[Start Extracted material]
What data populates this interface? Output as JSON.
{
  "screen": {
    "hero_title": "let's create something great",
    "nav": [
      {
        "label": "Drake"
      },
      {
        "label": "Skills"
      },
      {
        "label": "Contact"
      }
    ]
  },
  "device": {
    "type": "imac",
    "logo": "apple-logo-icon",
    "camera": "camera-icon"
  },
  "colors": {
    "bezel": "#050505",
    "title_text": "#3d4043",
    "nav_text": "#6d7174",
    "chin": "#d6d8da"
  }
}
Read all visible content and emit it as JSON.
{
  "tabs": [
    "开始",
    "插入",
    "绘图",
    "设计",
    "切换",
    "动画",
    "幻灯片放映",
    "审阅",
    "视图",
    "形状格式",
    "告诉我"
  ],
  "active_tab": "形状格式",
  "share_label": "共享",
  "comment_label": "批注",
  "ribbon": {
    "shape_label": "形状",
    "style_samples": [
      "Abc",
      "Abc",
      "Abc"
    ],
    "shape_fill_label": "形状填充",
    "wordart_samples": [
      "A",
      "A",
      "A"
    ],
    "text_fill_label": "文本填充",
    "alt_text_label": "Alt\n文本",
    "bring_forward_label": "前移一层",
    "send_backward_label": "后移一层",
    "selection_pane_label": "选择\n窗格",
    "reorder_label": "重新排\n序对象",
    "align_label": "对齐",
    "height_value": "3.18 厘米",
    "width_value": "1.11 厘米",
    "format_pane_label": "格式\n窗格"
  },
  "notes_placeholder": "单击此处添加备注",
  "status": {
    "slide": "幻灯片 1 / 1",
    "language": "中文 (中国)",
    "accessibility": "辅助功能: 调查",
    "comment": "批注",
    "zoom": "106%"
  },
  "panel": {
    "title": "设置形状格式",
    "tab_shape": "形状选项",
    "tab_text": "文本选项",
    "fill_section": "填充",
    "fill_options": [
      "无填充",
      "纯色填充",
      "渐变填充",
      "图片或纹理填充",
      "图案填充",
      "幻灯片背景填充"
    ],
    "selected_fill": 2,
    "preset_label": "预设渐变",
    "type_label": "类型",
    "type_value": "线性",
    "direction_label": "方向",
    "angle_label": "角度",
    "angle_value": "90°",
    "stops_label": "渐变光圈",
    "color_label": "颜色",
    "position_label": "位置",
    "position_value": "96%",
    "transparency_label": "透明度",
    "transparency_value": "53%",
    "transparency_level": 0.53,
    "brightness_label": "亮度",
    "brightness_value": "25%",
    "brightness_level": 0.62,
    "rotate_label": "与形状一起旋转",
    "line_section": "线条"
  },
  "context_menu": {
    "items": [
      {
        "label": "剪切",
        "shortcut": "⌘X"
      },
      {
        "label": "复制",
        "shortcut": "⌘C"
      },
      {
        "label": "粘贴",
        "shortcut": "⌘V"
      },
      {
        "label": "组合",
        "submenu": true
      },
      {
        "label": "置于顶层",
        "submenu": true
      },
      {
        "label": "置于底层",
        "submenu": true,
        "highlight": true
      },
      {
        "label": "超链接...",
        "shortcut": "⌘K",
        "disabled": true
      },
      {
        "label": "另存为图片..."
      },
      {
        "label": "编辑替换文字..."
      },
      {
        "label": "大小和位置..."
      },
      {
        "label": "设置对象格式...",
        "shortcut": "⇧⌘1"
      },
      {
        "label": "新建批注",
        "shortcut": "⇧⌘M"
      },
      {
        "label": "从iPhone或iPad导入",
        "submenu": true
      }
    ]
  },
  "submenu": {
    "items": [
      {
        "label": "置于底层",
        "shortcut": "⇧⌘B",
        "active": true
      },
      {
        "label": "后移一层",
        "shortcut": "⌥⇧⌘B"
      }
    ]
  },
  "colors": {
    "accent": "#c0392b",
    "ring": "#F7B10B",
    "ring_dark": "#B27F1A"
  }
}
[End Extracted material]
• Problem: Identify the lines above that contain the word "JSON", then copy them.

• The answer:
What data populates this interface? Output as JSON.
Read all visible content and emit it as JSON.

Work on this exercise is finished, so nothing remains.